[Exercise]: Copy each line of the entries beneath that contains the word "title".

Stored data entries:
———

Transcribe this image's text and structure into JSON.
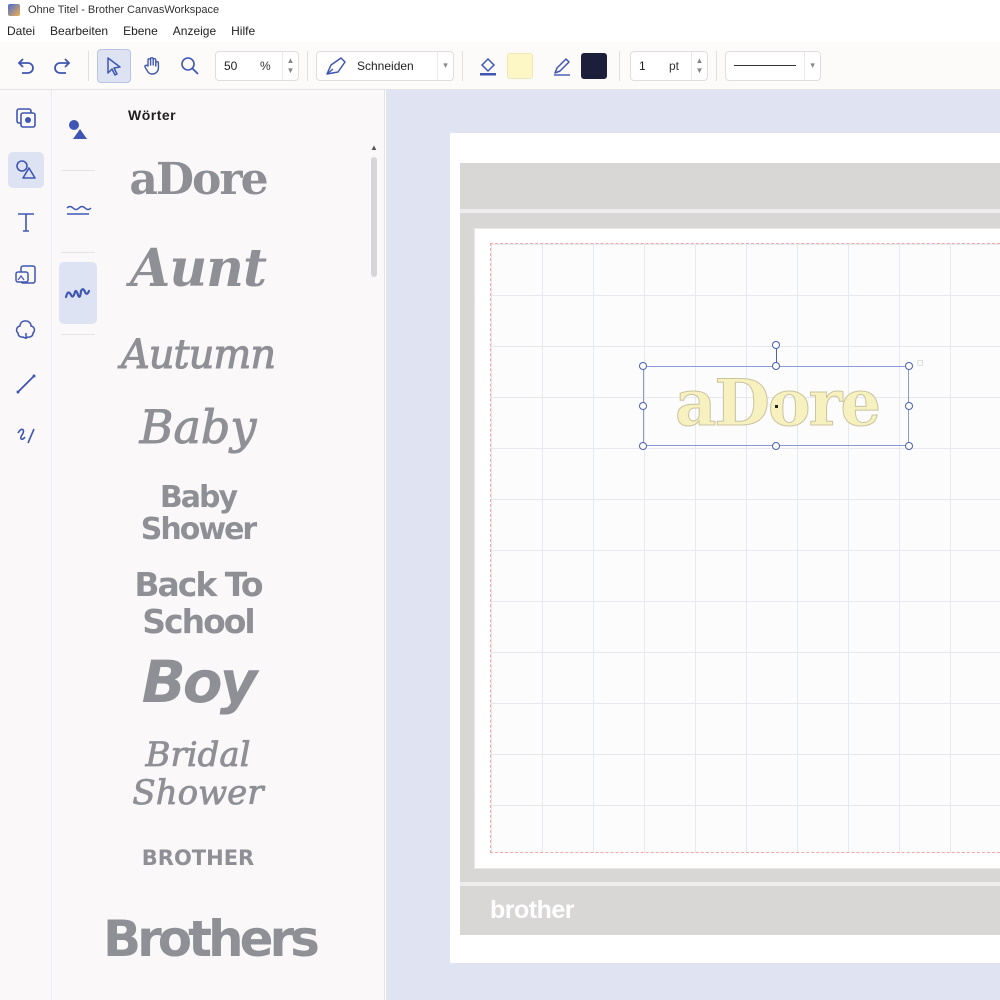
{
  "window": {
    "title": "Ohne Titel - Brother CanvasWorkspace"
  },
  "menu": [
    "Datei",
    "Bearbeiten",
    "Ebene",
    "Anzeige",
    "Hilfe"
  ],
  "toolbar": {
    "zoom_value": "50",
    "zoom_unit": "%",
    "mode_label": "Schneiden",
    "line_width_value": "1",
    "line_width_unit": "pt",
    "fill_color": "#fdf7c6",
    "line_color": "#1d1f3a"
  },
  "library": {
    "title": "Wörter",
    "words": [
      "aDore",
      "Aunt",
      "Autumn",
      "Baby",
      "Baby Shower",
      "Back To School",
      "Boy",
      "Bridal Shower",
      "BROTHER",
      "Brothers"
    ]
  },
  "canvas": {
    "selected_text": "aDore",
    "brand": "brother"
  },
  "colors": {
    "accent": "#4b5fb8",
    "canvas_bg": "#dfe3f2",
    "mat": "#d9d6d6"
  }
}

———

[Result of this exercise]:
    "title": "Ohne Titel - Brother CanvasWorkspace"
    "title": "Wörter",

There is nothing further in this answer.